(Dataset records)
☆ ☆ ☆ ☆ ☆ ☆ ☆
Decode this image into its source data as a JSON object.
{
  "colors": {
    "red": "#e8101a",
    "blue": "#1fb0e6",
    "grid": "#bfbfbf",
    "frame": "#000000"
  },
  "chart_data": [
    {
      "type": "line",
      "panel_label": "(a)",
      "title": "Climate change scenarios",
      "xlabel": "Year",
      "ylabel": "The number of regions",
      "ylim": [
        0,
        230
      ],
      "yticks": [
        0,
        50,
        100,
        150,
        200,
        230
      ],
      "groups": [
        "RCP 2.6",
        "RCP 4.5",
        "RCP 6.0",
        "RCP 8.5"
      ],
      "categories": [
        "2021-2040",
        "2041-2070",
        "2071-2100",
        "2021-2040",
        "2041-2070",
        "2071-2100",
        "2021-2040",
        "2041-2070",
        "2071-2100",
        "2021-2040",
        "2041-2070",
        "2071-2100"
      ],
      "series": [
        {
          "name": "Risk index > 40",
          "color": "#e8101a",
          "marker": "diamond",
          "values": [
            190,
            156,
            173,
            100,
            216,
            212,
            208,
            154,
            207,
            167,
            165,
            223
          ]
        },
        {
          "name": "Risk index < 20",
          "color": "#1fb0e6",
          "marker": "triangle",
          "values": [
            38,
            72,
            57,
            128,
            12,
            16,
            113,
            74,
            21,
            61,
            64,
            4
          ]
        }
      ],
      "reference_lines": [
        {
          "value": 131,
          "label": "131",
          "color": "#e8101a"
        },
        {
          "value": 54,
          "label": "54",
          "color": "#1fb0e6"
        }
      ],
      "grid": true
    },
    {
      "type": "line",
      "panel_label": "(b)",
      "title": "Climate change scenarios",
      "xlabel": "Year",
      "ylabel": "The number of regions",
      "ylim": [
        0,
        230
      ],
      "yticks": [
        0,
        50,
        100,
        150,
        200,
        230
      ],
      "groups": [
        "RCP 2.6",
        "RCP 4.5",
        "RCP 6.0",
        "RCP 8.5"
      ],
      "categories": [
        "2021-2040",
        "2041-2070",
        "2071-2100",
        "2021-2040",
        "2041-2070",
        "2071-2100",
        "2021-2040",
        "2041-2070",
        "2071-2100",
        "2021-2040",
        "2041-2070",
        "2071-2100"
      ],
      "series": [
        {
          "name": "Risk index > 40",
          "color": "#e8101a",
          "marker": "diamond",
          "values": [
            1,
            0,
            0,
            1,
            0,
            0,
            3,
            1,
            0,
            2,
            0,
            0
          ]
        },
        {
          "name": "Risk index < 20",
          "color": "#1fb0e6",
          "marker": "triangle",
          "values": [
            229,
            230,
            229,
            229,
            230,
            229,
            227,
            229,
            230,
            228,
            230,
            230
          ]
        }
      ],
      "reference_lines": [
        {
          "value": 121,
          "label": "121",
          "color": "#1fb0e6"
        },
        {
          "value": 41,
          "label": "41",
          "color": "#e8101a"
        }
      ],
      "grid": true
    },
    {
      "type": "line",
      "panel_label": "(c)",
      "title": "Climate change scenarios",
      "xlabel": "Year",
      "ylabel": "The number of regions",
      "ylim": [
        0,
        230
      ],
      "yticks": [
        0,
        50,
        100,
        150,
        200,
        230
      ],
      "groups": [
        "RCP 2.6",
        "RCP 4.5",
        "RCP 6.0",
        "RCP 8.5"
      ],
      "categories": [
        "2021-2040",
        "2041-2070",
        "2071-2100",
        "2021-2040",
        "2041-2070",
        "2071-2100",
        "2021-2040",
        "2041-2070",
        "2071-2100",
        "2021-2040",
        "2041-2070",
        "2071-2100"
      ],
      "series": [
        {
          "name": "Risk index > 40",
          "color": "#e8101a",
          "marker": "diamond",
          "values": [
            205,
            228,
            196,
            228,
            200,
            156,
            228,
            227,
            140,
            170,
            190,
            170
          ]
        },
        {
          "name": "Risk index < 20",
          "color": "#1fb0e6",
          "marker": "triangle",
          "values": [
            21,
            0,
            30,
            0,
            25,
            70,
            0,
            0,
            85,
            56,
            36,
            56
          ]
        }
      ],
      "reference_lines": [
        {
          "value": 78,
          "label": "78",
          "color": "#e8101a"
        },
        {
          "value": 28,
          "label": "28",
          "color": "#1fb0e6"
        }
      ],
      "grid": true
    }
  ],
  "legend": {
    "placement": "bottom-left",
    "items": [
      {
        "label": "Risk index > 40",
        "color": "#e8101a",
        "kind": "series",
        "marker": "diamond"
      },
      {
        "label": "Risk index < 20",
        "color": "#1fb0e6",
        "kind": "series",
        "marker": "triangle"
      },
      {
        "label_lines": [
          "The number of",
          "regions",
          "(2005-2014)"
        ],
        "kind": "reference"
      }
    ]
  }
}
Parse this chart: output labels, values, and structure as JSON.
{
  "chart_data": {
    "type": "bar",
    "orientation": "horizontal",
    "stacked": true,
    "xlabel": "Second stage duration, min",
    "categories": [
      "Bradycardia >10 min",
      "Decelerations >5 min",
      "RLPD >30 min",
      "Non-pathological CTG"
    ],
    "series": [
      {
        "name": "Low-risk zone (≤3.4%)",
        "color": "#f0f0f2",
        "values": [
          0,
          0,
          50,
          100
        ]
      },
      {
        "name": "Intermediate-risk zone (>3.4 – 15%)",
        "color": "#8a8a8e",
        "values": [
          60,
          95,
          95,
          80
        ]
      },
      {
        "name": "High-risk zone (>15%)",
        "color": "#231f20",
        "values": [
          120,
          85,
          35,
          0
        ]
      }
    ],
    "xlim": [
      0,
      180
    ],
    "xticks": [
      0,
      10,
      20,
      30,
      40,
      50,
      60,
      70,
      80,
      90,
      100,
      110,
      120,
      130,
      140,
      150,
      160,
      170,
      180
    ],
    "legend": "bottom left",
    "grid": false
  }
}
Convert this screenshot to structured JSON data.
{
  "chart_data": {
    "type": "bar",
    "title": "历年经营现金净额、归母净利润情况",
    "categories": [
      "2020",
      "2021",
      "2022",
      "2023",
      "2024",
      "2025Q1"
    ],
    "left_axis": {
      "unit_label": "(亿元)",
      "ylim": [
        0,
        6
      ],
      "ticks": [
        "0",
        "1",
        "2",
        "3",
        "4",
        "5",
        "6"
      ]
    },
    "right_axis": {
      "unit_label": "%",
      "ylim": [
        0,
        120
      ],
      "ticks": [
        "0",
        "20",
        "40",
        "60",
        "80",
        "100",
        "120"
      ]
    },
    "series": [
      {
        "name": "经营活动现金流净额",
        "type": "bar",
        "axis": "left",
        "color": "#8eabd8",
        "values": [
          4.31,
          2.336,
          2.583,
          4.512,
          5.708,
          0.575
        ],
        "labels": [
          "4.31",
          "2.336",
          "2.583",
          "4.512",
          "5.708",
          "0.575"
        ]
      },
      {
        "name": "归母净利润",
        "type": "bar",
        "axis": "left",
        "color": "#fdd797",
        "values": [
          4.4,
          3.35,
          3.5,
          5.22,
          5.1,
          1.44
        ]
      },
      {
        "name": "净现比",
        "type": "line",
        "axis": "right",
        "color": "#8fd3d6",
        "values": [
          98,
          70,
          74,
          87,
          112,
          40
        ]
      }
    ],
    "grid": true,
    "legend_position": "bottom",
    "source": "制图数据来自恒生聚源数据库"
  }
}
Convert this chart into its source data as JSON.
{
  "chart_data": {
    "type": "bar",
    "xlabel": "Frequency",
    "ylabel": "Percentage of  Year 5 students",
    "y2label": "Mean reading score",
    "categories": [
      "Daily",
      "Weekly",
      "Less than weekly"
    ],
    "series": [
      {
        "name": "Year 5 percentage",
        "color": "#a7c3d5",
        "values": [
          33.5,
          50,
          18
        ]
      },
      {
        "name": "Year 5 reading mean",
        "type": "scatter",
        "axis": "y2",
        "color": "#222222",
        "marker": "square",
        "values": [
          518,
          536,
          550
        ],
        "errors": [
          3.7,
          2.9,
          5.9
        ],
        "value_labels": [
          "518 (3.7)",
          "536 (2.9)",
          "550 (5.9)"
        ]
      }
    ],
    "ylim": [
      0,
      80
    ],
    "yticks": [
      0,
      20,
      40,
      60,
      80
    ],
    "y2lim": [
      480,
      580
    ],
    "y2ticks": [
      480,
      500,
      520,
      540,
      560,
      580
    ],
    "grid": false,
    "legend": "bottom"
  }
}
☆ ☆ ☆ ☆ ☆ ☆ ☆
● Task details
Collect the lines that hold "Convert".

● Finished answer
Convert this screenshot to structured JSON data.
Convert this chart into its source data as JSON.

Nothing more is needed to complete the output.